◆ **Task to carry out**:
Leave out the pictures and repeat every record exactly.

(Extracted data entries)
____
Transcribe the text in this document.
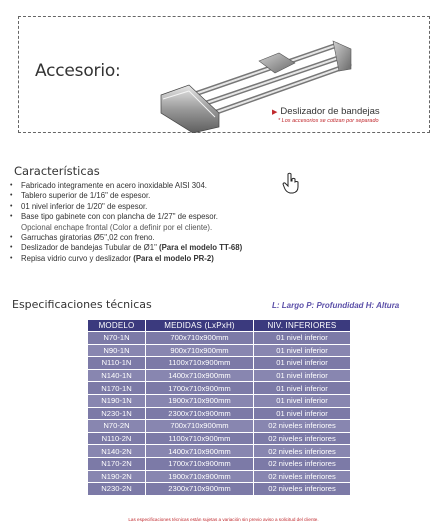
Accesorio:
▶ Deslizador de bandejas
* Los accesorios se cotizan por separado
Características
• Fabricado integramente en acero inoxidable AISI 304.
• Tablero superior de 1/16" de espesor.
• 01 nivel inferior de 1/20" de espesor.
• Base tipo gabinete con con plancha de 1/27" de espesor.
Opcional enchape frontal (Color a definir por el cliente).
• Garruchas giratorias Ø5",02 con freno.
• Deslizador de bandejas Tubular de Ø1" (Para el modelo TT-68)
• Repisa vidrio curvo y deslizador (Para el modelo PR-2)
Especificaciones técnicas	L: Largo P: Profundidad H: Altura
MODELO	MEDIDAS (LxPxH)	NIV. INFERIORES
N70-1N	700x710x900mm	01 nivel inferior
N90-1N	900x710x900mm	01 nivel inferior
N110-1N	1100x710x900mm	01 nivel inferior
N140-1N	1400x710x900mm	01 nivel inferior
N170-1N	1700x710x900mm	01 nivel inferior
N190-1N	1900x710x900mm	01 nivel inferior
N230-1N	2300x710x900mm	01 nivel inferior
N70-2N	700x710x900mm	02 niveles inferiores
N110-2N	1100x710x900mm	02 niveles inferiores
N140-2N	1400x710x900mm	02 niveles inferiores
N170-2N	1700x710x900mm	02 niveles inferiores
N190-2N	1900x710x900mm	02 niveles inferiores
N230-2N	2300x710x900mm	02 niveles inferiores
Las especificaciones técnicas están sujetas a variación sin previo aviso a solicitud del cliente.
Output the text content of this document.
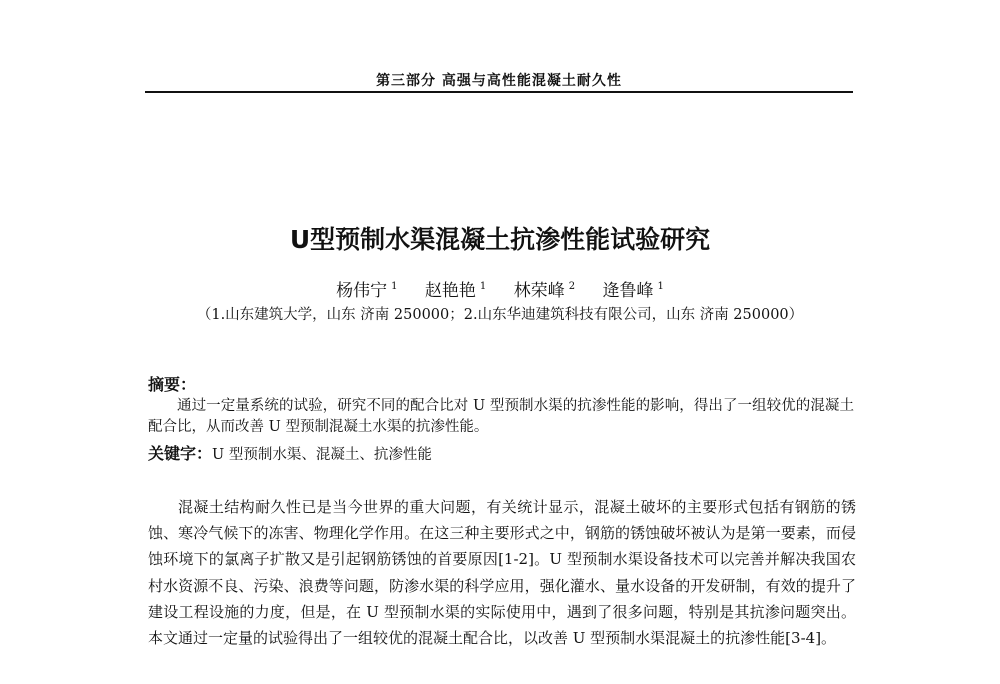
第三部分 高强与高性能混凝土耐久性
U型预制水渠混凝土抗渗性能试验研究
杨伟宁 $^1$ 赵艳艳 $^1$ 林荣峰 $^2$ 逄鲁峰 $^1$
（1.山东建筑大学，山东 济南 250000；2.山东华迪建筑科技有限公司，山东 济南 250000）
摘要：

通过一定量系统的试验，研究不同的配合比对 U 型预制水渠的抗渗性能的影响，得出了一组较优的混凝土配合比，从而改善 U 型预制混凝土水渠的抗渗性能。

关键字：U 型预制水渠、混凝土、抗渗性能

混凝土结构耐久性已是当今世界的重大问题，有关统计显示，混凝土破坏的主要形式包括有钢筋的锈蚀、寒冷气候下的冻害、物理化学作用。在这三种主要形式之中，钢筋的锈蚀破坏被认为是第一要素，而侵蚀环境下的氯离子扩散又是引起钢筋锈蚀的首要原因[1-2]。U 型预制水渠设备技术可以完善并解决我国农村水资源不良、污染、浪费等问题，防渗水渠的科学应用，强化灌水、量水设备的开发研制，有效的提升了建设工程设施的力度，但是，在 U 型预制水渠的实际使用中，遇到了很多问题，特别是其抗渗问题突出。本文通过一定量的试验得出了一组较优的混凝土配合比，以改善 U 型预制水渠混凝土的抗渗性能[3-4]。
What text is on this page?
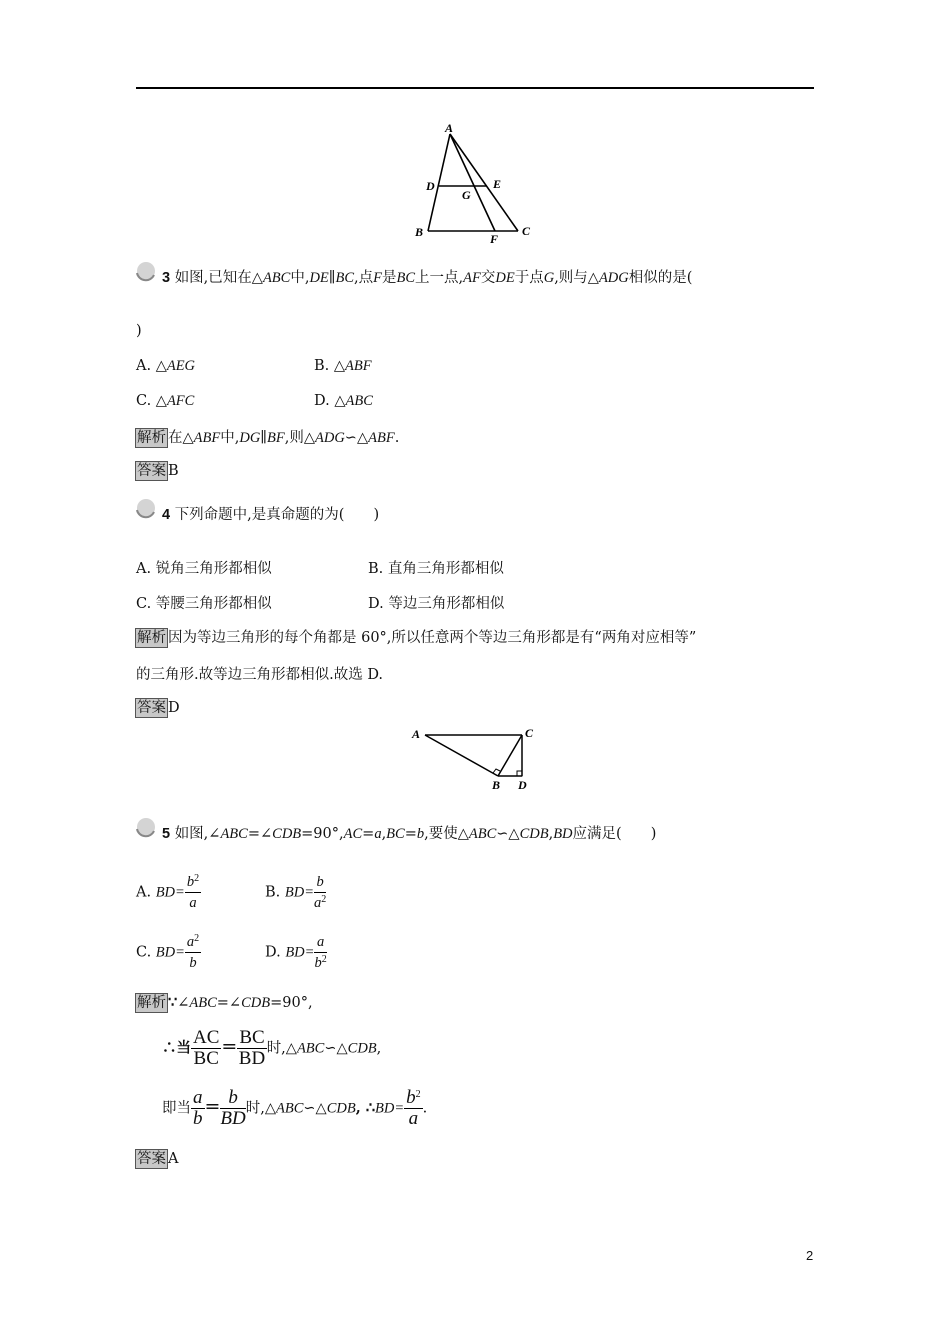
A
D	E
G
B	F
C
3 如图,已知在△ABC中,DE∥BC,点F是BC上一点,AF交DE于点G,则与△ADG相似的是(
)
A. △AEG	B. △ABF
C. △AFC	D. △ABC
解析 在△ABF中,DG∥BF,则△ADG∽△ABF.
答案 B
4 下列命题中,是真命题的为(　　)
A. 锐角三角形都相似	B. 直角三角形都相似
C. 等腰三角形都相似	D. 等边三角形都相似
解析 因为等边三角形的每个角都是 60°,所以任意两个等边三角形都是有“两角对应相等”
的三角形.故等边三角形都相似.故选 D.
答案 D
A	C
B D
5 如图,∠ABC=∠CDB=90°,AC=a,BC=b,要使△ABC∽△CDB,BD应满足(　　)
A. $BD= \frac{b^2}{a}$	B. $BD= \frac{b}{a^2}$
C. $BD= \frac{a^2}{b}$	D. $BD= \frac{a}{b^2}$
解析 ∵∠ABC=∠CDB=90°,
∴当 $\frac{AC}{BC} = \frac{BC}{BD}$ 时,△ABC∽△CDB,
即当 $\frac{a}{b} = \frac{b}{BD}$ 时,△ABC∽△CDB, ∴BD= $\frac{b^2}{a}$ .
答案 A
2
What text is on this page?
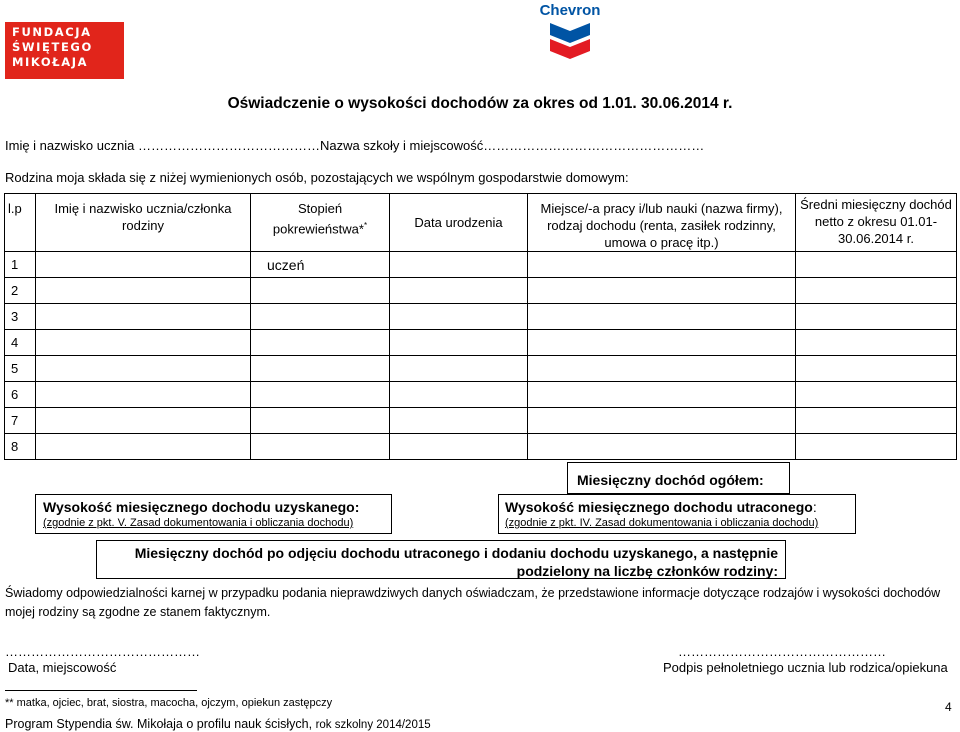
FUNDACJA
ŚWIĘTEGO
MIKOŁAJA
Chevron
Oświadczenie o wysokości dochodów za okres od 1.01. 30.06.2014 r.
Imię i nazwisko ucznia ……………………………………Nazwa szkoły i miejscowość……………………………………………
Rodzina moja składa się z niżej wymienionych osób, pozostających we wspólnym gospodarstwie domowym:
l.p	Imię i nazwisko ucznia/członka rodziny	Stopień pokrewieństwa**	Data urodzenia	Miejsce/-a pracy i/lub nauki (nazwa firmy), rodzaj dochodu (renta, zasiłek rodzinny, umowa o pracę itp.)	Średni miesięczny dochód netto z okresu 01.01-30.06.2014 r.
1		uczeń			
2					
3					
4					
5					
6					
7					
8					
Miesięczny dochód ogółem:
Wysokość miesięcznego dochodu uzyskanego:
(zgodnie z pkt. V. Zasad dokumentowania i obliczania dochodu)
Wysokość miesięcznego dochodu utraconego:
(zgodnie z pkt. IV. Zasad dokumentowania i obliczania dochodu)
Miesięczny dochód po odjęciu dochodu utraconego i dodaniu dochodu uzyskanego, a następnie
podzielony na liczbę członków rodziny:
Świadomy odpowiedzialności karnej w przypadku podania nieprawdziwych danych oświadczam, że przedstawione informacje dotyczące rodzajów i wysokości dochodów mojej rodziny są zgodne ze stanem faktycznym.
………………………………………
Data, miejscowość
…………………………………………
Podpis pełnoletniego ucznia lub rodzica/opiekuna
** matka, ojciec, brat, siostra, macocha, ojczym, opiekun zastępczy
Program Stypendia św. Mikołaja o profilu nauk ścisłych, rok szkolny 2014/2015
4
____
◆ **Solution for this problem**:
Transcribe the text in this document.
Accesorio:
▶ Deslizador de bandejas
* Los accesorios se cotizan por separado
Características
• Fabricado integramente en acero inoxidable AISI 304.
• Tablero superior de 1/16" de espesor.
• 01 nivel inferior de 1/20" de espesor.
• Base tipo gabinete con con plancha de 1/27" de espesor.
Opcional enchape frontal (Color a definir por el cliente).
• Garruchas giratorias Ø5",02 con freno.
• Deslizador de bandejas Tubular de Ø1" (Para el modelo TT-68)
• Repisa vidrio curvo y deslizador (Para el modelo PR-2)
Especificaciones técnicas	L: Largo P: Profundidad H: Altura
MODELO	MEDIDAS (LxPxH)	NIV. INFERIORES
N70-1N	700x710x900mm	01 nivel inferior
N90-1N	900x710x900mm	01 nivel inferior
N110-1N	1100x710x900mm	01 nivel inferior
N140-1N	1400x710x900mm	01 nivel inferior
N170-1N	1700x710x900mm	01 nivel inferior
N190-1N	1900x710x900mm	01 nivel inferior
N230-1N	2300x710x900mm	01 nivel inferior
N70-2N	700x710x900mm	02 niveles inferiores
N110-2N	1100x710x900mm	02 niveles inferiores
N140-2N	1400x710x900mm	02 niveles inferiores
N170-2N	1700x710x900mm	02 niveles inferiores
N190-2N	1900x710x900mm	02 niveles inferiores
N230-2N	2300x710x900mm	02 niveles inferiores
Las especificaciones técnicas están sujetas a variación sin previo aviso a solicitud del cliente.
Output the text content of this document.
第三部分 高强与高性能混凝土耐久性
U型预制水渠混凝土抗渗性能试验研究
杨伟宁 $^1$ 赵艳艳 $^1$ 林荣峰 $^2$ 逄鲁峰 $^1$
（1.山东建筑大学，山东 济南 250000；2.山东华迪建筑科技有限公司，山东 济南 250000）
摘要：

通过一定量系统的试验，研究不同的配合比对 U 型预制水渠的抗渗性能的影响，得出了一组较优的混凝土配合比，从而改善 U 型预制混凝土水渠的抗渗性能。

关键字：U 型预制水渠、混凝土、抗渗性能

混凝土结构耐久性已是当今世界的重大问题，有关统计显示，混凝土破坏的主要形式包括有钢筋的锈蚀、寒冷气候下的冻害、物理化学作用。在这三种主要形式之中，钢筋的锈蚀破坏被认为是第一要素，而侵蚀环境下的氯离子扩散又是引起钢筋锈蚀的首要原因[1-2]。U 型预制水渠设备技术可以完善并解决我国农村水资源不良、污染、浪费等问题，防渗水渠的科学应用，强化灌水、量水设备的开发研制，有效的提升了建设工程设施的力度，但是，在 U 型预制水渠的实际使用中，遇到了很多问题，特别是其抗渗问题突出。本文通过一定量的试验得出了一组较优的混凝土配合比，以改善 U 型预制水渠混凝土的抗渗性能[3-4]。
What text is on this page?
A
D	E
G
B	F
C
3 如图,已知在△ABC中,DE∥BC,点F是BC上一点,AF交DE于点G,则与△ADG相似的是(
)
A. △AEG	B. △ABF
C. △AFC	D. △ABC
解析 在△ABF中,DG∥BF,则△ADG∽△ABF.
答案 B
4 下列命题中,是真命题的为(　　)
A. 锐角三角形都相似	B. 直角三角形都相似
C. 等腰三角形都相似	D. 等边三角形都相似
解析 因为等边三角形的每个角都是 60°,所以任意两个等边三角形都是有“两角对应相等”
的三角形.故等边三角形都相似.故选 D.
答案 D
A	C
B D
5 如图,∠ABC=∠CDB=90°,AC=a,BC=b,要使△ABC∽△CDB,BD应满足(　　)
A. $BD= \frac{b^2}{a}$	B. $BD= \frac{b}{a^2}$
C. $BD= \frac{a^2}{b}$	D. $BD= \frac{a}{b^2}$
解析 ∵∠ABC=∠CDB=90°,
∴当 $\frac{AC}{BC} = \frac{BC}{BD}$ 时,△ABC∽△CDB,
即当 $\frac{a}{b} = \frac{b}{BD}$ 时,△ABC∽△CDB, ∴BD= $\frac{b^2}{a}$ .
答案 A
2
What text is on this page?
FUNDACJA
ŚWIĘTEGO
MIKOŁAJA
Chevron
Oświadczenie o wysokości dochodów za okres od 1.01. 30.06.2014 r.
Imię i nazwisko ucznia ……………………………………Nazwa szkoły i miejscowość……………………………………………
Rodzina moja składa się z niżej wymienionych osób, pozostających we wspólnym gospodarstwie domowym:
l.p	Imię i nazwisko ucznia/członka rodziny	Stopień pokrewieństwa**	Data urodzenia	Miejsce/-a pracy i/lub nauki (nazwa firmy), rodzaj dochodu (renta, zasiłek rodzinny, umowa o pracę itp.)	Średni miesięczny dochód netto z okresu 01.01-30.06.2014 r.
1		uczeń			
2					
3					
4					
5					
6					
7					
8					
Miesięczny dochód ogółem:
Wysokość miesięcznego dochodu uzyskanego:
(zgodnie z pkt. V. Zasad dokumentowania i obliczania dochodu)
Wysokość miesięcznego dochodu utraconego:
(zgodnie z pkt. IV. Zasad dokumentowania i obliczania dochodu)
Miesięczny dochód po odjęciu dochodu utraconego i dodaniu dochodu uzyskanego, a następnie
podzielony na liczbę członków rodziny:
Świadomy odpowiedzialności karnej w przypadku podania nieprawdziwych danych oświadczam, że przedstawione informacje dotyczące rodzajów i wysokości dochodów mojej rodziny są zgodne ze stanem faktycznym.
………………………………………
Data, miejscowość
…………………………………………
Podpis pełnoletniego ucznia lub rodzica/opiekuna
** matka, ojciec, brat, siostra, macocha, ojczym, opiekun zastępczy
Program Stypendia św. Mikołaja o profilu nauk ścisłych, rok szkolny 2014/2015
4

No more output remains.